> _THE TASK_
Include in the output the line containing "Output a JSON" and each subsequent line of the records, through the end, transcribed exactly. Add nothing else.

(Data entries)
»»

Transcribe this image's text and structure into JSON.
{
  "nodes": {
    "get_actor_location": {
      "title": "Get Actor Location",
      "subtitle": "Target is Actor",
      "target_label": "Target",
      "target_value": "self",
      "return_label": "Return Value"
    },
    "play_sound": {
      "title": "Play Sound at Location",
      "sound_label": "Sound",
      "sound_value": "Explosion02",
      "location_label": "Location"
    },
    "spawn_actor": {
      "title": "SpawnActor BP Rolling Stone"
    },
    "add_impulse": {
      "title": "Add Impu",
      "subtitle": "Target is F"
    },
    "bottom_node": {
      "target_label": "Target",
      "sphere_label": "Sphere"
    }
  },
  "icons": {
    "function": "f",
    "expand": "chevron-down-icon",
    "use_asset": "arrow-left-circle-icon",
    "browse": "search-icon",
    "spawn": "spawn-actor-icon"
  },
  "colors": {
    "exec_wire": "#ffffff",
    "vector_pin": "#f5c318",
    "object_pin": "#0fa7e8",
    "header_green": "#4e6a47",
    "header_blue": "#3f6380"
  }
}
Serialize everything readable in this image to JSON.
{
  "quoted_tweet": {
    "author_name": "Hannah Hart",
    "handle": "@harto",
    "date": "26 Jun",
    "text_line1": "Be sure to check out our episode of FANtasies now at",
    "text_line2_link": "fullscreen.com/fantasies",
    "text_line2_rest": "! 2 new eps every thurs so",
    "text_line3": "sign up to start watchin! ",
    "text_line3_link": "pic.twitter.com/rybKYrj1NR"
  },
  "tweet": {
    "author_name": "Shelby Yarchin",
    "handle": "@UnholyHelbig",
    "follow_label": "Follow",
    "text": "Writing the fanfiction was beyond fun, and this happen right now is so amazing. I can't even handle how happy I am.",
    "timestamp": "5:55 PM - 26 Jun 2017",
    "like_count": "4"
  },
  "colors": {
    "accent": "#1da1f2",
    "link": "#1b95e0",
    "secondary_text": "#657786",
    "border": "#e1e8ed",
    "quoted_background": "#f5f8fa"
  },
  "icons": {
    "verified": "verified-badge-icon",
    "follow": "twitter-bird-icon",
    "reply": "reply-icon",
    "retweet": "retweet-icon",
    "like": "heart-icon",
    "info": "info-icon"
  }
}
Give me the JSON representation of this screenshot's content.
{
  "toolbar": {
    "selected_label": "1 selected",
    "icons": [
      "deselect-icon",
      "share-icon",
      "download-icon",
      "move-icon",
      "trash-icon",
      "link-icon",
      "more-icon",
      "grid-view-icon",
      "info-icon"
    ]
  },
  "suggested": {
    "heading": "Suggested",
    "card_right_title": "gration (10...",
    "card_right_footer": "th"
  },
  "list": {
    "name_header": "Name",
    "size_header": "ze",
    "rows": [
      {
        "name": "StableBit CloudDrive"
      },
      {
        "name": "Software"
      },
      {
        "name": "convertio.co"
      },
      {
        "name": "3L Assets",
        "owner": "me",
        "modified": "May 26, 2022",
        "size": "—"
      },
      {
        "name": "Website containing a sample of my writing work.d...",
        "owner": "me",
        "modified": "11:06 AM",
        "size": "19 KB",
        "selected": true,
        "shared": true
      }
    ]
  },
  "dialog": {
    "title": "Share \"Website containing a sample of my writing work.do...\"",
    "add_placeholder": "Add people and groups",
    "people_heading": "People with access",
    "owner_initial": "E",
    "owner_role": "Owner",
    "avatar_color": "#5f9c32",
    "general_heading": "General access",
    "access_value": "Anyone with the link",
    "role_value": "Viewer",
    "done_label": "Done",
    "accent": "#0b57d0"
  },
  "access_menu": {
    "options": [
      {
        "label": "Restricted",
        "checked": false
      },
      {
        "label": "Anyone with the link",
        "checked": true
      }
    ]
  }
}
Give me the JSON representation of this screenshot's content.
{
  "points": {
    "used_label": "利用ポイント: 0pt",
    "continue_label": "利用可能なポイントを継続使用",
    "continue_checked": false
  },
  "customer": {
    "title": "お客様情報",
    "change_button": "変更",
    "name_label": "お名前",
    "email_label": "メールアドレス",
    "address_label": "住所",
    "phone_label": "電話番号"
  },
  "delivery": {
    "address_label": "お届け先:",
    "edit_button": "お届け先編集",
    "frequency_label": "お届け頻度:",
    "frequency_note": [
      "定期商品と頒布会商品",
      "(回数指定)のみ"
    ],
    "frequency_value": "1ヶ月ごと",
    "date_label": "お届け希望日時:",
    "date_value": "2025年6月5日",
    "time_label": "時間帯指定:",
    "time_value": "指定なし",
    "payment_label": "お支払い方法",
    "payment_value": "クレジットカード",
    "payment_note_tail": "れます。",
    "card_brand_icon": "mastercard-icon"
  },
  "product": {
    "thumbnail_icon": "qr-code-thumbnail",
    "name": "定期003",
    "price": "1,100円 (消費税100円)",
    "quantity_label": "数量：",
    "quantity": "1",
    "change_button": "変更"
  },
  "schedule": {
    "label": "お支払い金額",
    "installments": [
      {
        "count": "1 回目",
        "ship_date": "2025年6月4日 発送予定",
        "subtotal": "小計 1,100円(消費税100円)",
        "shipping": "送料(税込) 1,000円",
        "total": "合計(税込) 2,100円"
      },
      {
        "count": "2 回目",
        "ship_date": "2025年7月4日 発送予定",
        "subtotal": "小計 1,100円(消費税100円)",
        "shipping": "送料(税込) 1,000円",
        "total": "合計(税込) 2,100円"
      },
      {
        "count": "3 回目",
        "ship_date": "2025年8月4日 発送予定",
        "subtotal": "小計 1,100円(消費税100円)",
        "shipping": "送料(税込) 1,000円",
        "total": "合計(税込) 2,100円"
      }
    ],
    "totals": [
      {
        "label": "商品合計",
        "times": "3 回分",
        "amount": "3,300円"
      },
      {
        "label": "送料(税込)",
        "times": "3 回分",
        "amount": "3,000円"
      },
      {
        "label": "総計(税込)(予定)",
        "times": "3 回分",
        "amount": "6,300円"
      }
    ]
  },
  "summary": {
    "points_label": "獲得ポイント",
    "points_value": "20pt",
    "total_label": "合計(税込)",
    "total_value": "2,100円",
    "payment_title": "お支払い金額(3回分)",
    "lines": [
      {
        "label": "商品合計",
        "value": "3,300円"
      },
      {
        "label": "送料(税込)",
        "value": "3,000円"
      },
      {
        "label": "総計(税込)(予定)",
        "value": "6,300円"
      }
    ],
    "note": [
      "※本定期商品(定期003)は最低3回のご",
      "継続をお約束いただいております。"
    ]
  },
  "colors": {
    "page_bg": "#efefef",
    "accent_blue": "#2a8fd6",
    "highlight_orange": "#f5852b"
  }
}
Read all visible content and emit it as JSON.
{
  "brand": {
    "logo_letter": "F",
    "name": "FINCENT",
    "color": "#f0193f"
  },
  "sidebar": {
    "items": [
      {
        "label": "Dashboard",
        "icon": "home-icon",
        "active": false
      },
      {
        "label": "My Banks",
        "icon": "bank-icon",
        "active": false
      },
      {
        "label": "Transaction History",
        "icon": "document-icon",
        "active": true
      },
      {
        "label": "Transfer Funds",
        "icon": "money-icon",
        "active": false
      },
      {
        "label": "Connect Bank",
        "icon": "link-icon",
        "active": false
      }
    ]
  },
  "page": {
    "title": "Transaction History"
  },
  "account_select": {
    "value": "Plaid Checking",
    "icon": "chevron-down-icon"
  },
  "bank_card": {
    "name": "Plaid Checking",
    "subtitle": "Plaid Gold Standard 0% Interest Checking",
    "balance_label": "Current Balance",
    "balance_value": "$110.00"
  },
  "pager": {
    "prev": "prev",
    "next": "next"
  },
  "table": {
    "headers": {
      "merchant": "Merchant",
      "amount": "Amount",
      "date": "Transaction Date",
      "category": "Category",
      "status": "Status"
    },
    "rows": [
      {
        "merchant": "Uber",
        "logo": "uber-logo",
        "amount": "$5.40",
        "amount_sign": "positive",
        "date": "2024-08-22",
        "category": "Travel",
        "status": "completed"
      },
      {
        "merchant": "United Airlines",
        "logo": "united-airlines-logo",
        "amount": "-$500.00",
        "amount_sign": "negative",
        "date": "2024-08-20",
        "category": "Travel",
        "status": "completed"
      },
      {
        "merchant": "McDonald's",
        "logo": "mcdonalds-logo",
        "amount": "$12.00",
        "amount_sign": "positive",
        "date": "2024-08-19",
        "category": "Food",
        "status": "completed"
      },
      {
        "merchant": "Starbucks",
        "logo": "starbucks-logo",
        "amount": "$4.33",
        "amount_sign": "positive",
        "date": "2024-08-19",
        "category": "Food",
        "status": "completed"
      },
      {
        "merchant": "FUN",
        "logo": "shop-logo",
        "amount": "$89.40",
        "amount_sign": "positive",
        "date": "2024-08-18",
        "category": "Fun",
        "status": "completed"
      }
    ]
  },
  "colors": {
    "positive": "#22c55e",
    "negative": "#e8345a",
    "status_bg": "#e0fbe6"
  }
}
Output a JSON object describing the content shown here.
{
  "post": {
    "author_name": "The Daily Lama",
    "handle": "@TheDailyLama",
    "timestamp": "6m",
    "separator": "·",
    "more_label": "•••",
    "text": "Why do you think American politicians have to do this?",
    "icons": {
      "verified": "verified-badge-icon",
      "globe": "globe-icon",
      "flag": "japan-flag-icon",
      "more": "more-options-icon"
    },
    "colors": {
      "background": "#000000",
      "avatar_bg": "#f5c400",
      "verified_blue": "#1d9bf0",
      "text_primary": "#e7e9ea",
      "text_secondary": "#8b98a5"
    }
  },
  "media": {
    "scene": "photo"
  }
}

««

> _IN RESPONSE_
Output a JSON object describing the content shown here.
{
  "post": {
    "author_name": "The Daily Lama",
    "handle": "@TheDailyLama",
    "timestamp": "6m",
    "separator": "·",
    "more_label": "•••",
    "text": "Why do you think American politicians have to do this?",
    "icons": {
      "verified": "verified-badge-icon",
      "globe": "globe-icon",
      "flag": "japan-flag-icon",
      "more": "more-options-icon"
    },
    "colors": {
      "background": "#000000",
      "avatar_bg": "#f5c400",
      "verified_blue": "#1d9bf0",
      "text_primary": "#e7e9ea",
      "text_secondary": "#8b98a5"
    }
  },
  "media": {
    "scene": "photo"
  }
}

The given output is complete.